Print the records again, character for character.

(begin)

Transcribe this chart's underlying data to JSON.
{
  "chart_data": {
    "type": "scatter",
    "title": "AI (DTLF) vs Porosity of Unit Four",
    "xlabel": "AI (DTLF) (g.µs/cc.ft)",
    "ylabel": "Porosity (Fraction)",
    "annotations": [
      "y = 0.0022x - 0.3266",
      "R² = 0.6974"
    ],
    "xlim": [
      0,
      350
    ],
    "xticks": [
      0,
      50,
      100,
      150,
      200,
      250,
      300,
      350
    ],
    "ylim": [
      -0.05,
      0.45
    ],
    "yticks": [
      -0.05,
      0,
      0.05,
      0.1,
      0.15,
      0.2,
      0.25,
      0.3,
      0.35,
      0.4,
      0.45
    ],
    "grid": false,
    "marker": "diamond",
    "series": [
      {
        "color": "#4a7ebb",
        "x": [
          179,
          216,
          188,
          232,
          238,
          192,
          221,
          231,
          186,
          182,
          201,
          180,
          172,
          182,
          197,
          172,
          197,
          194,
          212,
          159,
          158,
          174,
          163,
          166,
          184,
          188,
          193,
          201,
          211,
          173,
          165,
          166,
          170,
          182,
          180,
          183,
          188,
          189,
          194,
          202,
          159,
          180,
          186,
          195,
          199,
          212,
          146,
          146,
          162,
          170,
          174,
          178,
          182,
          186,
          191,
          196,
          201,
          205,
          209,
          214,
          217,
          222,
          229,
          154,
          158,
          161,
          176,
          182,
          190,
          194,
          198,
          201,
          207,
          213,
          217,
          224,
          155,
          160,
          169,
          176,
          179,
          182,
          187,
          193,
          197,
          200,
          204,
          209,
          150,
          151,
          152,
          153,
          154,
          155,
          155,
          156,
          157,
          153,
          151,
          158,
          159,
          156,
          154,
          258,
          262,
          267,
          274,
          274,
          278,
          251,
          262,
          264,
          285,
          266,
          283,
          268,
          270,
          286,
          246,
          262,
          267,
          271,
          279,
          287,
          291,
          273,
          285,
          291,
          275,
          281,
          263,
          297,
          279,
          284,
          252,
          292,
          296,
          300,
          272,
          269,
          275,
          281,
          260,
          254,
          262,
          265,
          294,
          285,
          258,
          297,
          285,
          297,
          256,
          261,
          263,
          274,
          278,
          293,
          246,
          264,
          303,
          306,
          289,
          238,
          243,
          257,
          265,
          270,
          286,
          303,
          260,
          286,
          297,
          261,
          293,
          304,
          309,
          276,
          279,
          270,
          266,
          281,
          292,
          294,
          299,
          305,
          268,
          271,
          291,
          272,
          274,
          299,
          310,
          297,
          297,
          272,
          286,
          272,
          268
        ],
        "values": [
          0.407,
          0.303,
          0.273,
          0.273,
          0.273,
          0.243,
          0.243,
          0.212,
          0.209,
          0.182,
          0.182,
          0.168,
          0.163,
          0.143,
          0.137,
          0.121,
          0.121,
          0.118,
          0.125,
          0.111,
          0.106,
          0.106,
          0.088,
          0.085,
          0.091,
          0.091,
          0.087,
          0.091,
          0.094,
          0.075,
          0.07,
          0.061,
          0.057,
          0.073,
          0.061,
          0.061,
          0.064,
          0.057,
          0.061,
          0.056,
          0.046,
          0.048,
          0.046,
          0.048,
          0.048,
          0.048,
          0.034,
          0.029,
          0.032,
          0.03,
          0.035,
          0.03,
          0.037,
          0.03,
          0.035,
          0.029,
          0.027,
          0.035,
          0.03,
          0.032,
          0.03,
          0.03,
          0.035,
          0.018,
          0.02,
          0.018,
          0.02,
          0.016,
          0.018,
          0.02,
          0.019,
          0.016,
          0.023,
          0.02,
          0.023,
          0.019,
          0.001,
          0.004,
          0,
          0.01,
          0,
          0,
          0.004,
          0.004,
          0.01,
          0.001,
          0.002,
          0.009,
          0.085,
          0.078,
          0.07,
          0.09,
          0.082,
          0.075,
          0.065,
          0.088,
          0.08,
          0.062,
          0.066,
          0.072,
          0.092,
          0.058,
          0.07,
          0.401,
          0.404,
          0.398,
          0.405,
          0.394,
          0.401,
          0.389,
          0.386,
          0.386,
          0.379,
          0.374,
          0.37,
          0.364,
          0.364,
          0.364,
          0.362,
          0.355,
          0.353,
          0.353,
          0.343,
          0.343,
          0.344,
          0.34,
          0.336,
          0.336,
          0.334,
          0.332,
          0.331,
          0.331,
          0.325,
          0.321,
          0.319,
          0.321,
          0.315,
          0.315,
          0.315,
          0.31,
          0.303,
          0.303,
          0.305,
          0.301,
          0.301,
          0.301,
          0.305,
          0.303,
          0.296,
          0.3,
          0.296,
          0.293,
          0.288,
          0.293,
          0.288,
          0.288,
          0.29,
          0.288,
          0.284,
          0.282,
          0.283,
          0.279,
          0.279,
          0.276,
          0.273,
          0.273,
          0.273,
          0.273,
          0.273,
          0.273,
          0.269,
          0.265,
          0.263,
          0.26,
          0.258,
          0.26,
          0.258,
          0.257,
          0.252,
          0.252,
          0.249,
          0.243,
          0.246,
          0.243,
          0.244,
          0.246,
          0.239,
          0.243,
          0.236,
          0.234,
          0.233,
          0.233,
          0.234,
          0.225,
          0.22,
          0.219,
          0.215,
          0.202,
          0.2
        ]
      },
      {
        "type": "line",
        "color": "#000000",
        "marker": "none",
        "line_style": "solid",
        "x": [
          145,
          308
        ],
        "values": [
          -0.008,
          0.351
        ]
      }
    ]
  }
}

(end)

■ **RESPONSE TO THIS EXERCISE**:
Transcribe this chart's underlying data to JSON.
{
  "chart_data": {
    "type": "scatter",
    "title": "AI (DTLF) vs Porosity of Unit Four",
    "xlabel": "AI (DTLF) (g.µs/cc.ft)",
    "ylabel": "Porosity (Fraction)",
    "annotations": [
      "y = 0.0022x - 0.3266",
      "R² = 0.6974"
    ],
    "xlim": [
      0,
      350
    ],
    "xticks": [
      0,
      50,
      100,
      150,
      200,
      250,
      300,
      350
    ],
    "ylim": [
      -0.05,
      0.45
    ],
    "yticks": [
      -0.05,
      0,
      0.05,
      0.1,
      0.15,
      0.2,
      0.25,
      0.3,
      0.35,
      0.4,
      0.45
    ],
    "grid": false,
    "marker": "diamond",
    "series": [
      {
        "color": "#4a7ebb",
        "x": [
          179,
          216,
          188,
          232,
          238,
          192,
          221,
          231,
          186,
          182,
          201,
          180,
          172,
          182,
          197,
          172,
          197,
          194,
          212,
          159,
          158,
          174,
          163,
          166,
          184,
          188,
          193,
          201,
          211,
          173,
          165,
          166,
          170,
          182,
          180,
          183,
          188,
          189,
          194,
          202,
          159,
          180,
          186,
          195,
          199,
          212,
          146,
          146,
          162,
          170,
          174,
          178,
          182,
          186,
          191,
          196,
          201,
          205,
          209,
          214,
          217,
          222,
          229,
          154,
          158,
          161,
          176,
          182,
          190,
          194,
          198,
          201,
          207,
          213,
          217,
          224,
          155,
          160,
          169,
          176,
          179,
          182,
          187,
          193,
          197,
          200,
          204,
          209,
          150,
          151,
          152,
          153,
          154,
          155,
          155,
          156,
          157,
          153,
          151,
          158,
          159,
          156,
          154,
          258,
          262,
          267,
          274,
          274,
          278,
          251,
          262,
          264,
          285,
          266,
          283,
          268,
          270,
          286,
          246,
          262,
          267,
          271,
          279,
          287,
          291,
          273,
          285,
          291,
          275,
          281,
          263,
          297,
          279,
          284,
          252,
          292,
          296,
          300,
          272,
          269,
          275,
          281,
          260,
          254,
          262,
          265,
          294,
          285,
          258,
          297,
          285,
          297,
          256,
          261,
          263,
          274,
          278,
          293,
          246,
          264,
          303,
          306,
          289,
          238,
          243,
          257,
          265,
          270,
          286,
          303,
          260,
          286,
          297,
          261,
          293,
          304,
          309,
          276,
          279,
          270,
          266,
          281,
          292,
          294,
          299,
          305,
          268,
          271,
          291,
          272,
          274,
          299,
          310,
          297,
          297,
          272,
          286,
          272,
          268
        ],
        "values": [
          0.407,
          0.303,
          0.273,
          0.273,
          0.273,
          0.243,
          0.243,
          0.212,
          0.209,
          0.182,
          0.182,
          0.168,
          0.163,
          0.143,
          0.137,
          0.121,
          0.121,
          0.118,
          0.125,
          0.111,
          0.106,
          0.106,
          0.088,
          0.085,
          0.091,
          0.091,
          0.087,
          0.091,
          0.094,
          0.075,
          0.07,
          0.061,
          0.057,
          0.073,
          0.061,
          0.061,
          0.064,
          0.057,
          0.061,
          0.056,
          0.046,
          0.048,
          0.046,
          0.048,
          0.048,
          0.048,
          0.034,
          0.029,
          0.032,
          0.03,
          0.035,
          0.03,
          0.037,
          0.03,
          0.035,
          0.029,
          0.027,
          0.035,
          0.03,
          0.032,
          0.03,
          0.03,
          0.035,
          0.018,
          0.02,
          0.018,
          0.02,
          0.016,
          0.018,
          0.02,
          0.019,
          0.016,
          0.023,
          0.02,
          0.023,
          0.019,
          0.001,
          0.004,
          0,
          0.01,
          0,
          0,
          0.004,
          0.004,
          0.01,
          0.001,
          0.002,
          0.009,
          0.085,
          0.078,
          0.07,
          0.09,
          0.082,
          0.075,
          0.065,
          0.088,
          0.08,
          0.062,
          0.066,
          0.072,
          0.092,
          0.058,
          0.07,
          0.401,
          0.404,
          0.398,
          0.405,
          0.394,
          0.401,
          0.389,
          0.386,
          0.386,
          0.379,
          0.374,
          0.37,
          0.364,
          0.364,
          0.364,
          0.362,
          0.355,
          0.353,
          0.353,
          0.343,
          0.343,
          0.344,
          0.34,
          0.336,
          0.336,
          0.334,
          0.332,
          0.331,
          0.331,
          0.325,
          0.321,
          0.319,
          0.321,
          0.315,
          0.315,
          0.315,
          0.31,
          0.303,
          0.303,
          0.305,
          0.301,
          0.301,
          0.301,
          0.305,
          0.303,
          0.296,
          0.3,
          0.296,
          0.293,
          0.288,
          0.293,
          0.288,
          0.288,
          0.29,
          0.288,
          0.284,
          0.282,
          0.283,
          0.279,
          0.279,
          0.276,
          0.273,
          0.273,
          0.273,
          0.273,
          0.273,
          0.273,
          0.269,
          0.265,
          0.263,
          0.26,
          0.258,
          0.26,
          0.258,
          0.257,
          0.252,
          0.252,
          0.249,
          0.243,
          0.246,
          0.243,
          0.244,
          0.246,
          0.239,
          0.243,
          0.236,
          0.234,
          0.233,
          0.233,
          0.234,
          0.225,
          0.22,
          0.219,
          0.215,
          0.202,
          0.2
        ]
      },
      {
        "type": "line",
        "color": "#000000",
        "marker": "none",
        "line_style": "solid",
        "x": [
          145,
          308
        ],
        "values": [
          -0.008,
          0.351
        ]
      }
    ]
  }
}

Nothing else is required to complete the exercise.